» **EXERCISE**:
All lines in the data bearing the string "knob" should be identified and copied.

[A run of records]
☆ ☆ ☆ ☆ ☆

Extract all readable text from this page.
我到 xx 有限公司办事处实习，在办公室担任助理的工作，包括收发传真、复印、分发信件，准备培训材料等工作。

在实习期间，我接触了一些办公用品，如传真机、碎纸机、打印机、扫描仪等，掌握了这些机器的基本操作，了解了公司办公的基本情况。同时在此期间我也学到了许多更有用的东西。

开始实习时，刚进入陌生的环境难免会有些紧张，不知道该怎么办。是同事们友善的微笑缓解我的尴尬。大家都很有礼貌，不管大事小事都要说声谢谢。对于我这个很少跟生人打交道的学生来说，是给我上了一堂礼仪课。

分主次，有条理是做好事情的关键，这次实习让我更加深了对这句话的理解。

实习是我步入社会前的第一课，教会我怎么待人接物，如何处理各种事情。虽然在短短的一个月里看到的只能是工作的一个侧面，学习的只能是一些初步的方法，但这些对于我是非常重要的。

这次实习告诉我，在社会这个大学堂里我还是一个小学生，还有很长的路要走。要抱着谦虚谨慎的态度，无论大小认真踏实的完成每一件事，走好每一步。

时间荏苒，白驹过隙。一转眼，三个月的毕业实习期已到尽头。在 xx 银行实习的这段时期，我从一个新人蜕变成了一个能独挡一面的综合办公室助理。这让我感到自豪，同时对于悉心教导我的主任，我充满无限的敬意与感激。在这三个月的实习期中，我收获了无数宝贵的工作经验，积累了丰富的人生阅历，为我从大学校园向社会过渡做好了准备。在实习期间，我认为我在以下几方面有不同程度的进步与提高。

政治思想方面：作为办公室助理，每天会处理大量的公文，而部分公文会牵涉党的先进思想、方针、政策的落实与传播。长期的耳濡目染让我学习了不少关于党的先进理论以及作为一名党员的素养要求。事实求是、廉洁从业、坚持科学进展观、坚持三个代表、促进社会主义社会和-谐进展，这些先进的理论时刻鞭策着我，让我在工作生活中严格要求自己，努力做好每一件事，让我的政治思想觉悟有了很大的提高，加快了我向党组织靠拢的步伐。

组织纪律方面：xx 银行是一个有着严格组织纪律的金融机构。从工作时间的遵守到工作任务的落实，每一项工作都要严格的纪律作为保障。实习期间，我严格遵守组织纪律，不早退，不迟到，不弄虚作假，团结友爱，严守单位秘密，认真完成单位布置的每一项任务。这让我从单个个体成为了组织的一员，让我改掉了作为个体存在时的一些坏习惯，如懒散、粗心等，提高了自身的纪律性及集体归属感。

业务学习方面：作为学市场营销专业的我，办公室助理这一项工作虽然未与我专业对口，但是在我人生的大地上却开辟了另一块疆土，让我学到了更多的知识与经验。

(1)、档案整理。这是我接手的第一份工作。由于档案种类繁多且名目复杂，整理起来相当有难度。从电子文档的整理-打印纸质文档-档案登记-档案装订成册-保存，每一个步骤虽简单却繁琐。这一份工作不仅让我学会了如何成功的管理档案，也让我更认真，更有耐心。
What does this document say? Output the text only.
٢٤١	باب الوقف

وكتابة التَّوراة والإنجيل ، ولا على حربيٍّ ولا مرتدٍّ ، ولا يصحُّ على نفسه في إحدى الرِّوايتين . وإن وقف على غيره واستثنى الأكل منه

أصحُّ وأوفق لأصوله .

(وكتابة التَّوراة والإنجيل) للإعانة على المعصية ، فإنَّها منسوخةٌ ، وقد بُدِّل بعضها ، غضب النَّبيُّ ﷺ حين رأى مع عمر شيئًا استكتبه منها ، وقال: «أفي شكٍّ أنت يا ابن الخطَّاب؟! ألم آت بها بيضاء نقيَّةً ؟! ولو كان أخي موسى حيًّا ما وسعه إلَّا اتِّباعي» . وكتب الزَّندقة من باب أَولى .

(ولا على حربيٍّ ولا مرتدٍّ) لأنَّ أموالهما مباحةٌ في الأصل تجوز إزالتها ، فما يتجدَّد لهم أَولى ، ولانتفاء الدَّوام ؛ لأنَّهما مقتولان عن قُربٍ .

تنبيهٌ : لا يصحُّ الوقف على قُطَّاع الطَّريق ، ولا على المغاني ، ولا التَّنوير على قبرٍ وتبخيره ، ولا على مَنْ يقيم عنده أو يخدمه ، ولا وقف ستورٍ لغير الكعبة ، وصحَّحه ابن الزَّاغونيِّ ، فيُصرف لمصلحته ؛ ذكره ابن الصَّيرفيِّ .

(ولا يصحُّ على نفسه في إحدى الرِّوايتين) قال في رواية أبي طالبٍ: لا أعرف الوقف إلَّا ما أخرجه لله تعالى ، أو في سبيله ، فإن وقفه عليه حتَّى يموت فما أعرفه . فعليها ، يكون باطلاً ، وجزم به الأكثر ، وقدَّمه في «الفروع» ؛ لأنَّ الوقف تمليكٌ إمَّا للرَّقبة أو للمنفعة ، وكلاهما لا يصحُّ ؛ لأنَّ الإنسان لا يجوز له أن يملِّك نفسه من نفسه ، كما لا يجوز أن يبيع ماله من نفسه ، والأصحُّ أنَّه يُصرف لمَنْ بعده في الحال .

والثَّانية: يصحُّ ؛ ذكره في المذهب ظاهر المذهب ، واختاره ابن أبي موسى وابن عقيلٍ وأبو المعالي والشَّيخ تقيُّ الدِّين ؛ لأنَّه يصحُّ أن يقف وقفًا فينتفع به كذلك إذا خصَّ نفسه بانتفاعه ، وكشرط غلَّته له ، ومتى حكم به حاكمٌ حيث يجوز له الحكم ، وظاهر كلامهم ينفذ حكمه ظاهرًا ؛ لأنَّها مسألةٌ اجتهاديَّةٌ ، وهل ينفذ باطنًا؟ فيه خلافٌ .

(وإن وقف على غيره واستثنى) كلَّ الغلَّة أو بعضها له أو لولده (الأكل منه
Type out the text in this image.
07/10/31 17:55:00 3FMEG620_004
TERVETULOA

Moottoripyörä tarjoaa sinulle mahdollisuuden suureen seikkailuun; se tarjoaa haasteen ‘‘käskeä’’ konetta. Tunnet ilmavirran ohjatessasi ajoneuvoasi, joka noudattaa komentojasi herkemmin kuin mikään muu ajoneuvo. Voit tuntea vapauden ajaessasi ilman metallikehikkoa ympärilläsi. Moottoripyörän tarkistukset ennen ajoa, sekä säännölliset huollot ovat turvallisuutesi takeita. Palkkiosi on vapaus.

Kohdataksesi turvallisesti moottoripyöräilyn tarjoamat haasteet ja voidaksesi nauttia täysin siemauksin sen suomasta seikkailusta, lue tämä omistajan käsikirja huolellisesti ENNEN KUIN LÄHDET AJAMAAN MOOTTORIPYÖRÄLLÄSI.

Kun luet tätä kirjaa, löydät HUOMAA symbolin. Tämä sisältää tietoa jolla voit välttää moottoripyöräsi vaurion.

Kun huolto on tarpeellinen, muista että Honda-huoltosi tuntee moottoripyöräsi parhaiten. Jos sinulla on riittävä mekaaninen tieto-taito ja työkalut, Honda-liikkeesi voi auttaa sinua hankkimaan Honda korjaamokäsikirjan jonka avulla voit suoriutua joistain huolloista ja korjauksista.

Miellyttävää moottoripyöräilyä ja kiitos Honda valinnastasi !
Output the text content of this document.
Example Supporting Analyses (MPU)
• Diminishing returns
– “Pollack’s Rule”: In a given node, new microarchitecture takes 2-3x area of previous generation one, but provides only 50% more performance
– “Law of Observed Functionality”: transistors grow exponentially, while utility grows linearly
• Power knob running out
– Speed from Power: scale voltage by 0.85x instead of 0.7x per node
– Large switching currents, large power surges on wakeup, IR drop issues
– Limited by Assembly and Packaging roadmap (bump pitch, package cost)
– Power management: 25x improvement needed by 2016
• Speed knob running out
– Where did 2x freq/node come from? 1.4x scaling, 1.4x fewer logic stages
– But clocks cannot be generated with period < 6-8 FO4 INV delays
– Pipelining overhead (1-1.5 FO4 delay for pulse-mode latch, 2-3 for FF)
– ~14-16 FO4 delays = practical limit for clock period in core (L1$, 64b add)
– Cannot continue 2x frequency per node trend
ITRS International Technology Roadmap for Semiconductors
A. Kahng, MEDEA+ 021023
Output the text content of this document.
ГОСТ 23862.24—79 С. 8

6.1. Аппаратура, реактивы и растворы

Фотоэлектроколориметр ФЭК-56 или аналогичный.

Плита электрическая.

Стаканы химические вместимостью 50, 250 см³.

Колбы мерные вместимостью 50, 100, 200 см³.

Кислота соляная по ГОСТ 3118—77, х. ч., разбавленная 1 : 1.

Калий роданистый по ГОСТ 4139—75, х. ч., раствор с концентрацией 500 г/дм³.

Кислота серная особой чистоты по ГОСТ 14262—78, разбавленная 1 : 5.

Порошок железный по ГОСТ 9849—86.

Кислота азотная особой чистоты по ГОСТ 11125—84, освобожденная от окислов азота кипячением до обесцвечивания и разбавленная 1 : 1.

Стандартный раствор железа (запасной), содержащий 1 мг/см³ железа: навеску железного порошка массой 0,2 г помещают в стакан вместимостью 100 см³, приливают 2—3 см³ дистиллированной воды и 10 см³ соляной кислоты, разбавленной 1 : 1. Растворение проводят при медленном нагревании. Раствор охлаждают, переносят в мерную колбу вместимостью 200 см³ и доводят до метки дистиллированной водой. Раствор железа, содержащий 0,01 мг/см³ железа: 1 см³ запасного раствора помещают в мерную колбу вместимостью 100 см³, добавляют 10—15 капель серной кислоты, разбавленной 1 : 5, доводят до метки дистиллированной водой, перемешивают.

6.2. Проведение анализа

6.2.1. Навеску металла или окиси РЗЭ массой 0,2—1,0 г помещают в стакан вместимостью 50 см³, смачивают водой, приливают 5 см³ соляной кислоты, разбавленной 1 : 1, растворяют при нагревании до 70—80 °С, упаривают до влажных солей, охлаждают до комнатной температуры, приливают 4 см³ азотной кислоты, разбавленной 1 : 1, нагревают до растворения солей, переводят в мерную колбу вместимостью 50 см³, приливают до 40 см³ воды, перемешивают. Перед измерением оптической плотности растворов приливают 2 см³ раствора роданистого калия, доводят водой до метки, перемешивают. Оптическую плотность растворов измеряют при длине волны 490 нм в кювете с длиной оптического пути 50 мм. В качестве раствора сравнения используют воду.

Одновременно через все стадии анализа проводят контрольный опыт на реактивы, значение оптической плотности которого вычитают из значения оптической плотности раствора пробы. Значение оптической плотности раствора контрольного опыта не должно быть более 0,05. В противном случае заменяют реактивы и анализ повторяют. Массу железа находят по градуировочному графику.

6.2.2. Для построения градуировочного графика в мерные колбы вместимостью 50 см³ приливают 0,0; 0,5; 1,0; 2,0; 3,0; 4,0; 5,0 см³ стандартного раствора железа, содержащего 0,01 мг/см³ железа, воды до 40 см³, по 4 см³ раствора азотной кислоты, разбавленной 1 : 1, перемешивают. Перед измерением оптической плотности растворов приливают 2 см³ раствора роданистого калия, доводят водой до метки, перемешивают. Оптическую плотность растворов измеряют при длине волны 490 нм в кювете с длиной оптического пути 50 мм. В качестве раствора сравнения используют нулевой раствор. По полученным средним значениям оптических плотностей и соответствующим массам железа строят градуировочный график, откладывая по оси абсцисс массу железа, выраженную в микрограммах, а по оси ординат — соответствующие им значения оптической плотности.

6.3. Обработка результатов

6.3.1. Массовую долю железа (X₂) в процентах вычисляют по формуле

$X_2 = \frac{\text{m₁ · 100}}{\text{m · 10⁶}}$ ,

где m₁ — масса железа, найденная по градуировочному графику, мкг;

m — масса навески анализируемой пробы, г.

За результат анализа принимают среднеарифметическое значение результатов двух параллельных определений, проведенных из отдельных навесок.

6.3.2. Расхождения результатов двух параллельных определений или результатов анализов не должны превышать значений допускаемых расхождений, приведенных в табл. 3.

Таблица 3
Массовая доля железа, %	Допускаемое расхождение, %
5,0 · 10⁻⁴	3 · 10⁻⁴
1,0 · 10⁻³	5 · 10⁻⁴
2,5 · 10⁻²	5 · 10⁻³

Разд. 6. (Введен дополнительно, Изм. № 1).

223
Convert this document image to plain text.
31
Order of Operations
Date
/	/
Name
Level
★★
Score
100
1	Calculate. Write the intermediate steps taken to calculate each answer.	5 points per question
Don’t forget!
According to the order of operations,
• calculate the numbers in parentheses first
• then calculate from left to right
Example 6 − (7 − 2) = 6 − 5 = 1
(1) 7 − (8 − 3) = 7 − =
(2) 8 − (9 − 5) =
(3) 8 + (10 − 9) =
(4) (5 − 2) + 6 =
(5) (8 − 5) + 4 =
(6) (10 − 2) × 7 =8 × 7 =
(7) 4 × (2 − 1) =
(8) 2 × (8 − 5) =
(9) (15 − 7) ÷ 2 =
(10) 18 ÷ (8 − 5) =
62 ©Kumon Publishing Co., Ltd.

☆ ☆ ☆ ☆ ☆

» **ANSWER IN FULL**:
• Power knob running out
• Speed knob running out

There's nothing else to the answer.